* _EXERCISE GOAL_
Print the part of the yeast nystatin study that starts with "A study of yeast" and goes on through "similar selective pressures.", copying it word for word.

* _TEXT UNDER STUDY_
+---+

Widespread Genetic Incompatibilities between First-Step Mutations during Parallel Adaptation of Saccharomyces cerevisiae to a Common Environment

Independently evolving populations may adapt to similar selection pressures via different genetic changes. The interactions between such changes, such as in a hybrid individual, can inform us about what course adaptation may follow and allow us to determine whether gene flow would be facilitated or hampered following secondary contact. We used Saccharomyces cerevisiae to measure the genetic interactions between first-step mutations that independently evolved in the same biosynthetic pathway following exposure to the fungicide nystatin. We found that genetic interactions are prevalent and predominantly negative, with the majority of mutations causing lower growth when combined in a double mutant than when alone as a single mutant (sign epistasis). The prevalence of sign epistasis is surprising given the small number of mutations tested and runs counter to expectations for mutations arising in a single biosynthetic pathway in the face of a simple selective pressure. Furthermore, in one third of pairwise interactions, the double mutant grew less well than either single mutant (reciprocal sign epistasis). The observation of reciprocal sign epistasis among these first adaptive mutations arising in the same genetic background indicates that partial postzygotic reproductive isolation could evolve rapidly between populations under similar selective pressures, even with only a single genetic change in each. The nature of the epistatic relationships was sensitive, however, to the level of drug stress in the assay conditions, as many double mutants became fitter than the single mutants at higher concentrations of nystatin. We discuss the implications of these results both for our understanding of epistatic interactions among beneficial mutations in the same biochemical pathway and for speciation.

A study of yeast adapted to the fungicide nystatin finds that the first step toward speciation (partial postzygotic reproductive isolation) can evolve rapidly in populations under similar selective pressures.

+---+

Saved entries
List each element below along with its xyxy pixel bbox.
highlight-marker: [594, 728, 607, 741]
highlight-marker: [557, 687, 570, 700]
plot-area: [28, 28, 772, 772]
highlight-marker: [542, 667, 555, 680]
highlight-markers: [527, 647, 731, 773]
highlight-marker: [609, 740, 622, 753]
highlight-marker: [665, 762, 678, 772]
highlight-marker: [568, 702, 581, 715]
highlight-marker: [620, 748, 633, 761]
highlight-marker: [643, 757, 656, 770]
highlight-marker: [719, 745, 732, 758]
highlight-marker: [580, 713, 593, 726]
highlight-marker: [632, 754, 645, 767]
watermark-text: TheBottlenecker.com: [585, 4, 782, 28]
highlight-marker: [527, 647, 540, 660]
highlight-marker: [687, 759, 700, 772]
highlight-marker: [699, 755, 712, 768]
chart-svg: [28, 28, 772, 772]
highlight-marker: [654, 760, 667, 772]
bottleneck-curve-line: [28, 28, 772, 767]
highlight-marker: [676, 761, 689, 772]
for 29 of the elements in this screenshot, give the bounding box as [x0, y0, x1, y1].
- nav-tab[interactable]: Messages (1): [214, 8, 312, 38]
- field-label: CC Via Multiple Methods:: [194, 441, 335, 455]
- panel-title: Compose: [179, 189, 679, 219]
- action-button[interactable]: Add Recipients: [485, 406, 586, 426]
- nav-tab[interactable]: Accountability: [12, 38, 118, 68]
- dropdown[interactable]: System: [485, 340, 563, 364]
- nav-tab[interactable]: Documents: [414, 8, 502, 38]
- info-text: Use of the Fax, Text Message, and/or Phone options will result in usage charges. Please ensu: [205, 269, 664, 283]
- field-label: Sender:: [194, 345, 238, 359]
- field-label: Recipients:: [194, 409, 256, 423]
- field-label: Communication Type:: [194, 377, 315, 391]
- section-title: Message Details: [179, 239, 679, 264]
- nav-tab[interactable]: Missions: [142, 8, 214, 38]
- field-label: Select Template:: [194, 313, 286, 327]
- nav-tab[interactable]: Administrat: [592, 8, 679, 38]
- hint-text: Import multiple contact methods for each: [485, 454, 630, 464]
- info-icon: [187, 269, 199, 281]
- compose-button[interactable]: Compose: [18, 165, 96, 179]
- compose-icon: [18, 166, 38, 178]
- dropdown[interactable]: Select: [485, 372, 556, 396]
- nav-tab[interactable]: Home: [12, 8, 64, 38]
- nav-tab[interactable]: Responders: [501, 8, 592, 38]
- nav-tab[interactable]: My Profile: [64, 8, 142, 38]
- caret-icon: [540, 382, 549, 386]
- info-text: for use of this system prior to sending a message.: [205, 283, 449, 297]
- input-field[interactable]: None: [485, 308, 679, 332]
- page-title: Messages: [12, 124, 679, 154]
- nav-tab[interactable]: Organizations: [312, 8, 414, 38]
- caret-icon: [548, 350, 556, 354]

+---+

* _TASK RESPONSE_
A study of yeast adapted to the fungicide nystatin finds that the first step toward speciation (partial postzygotic reproductive isolation) can evolve rapidly in populations under similar selective pressures.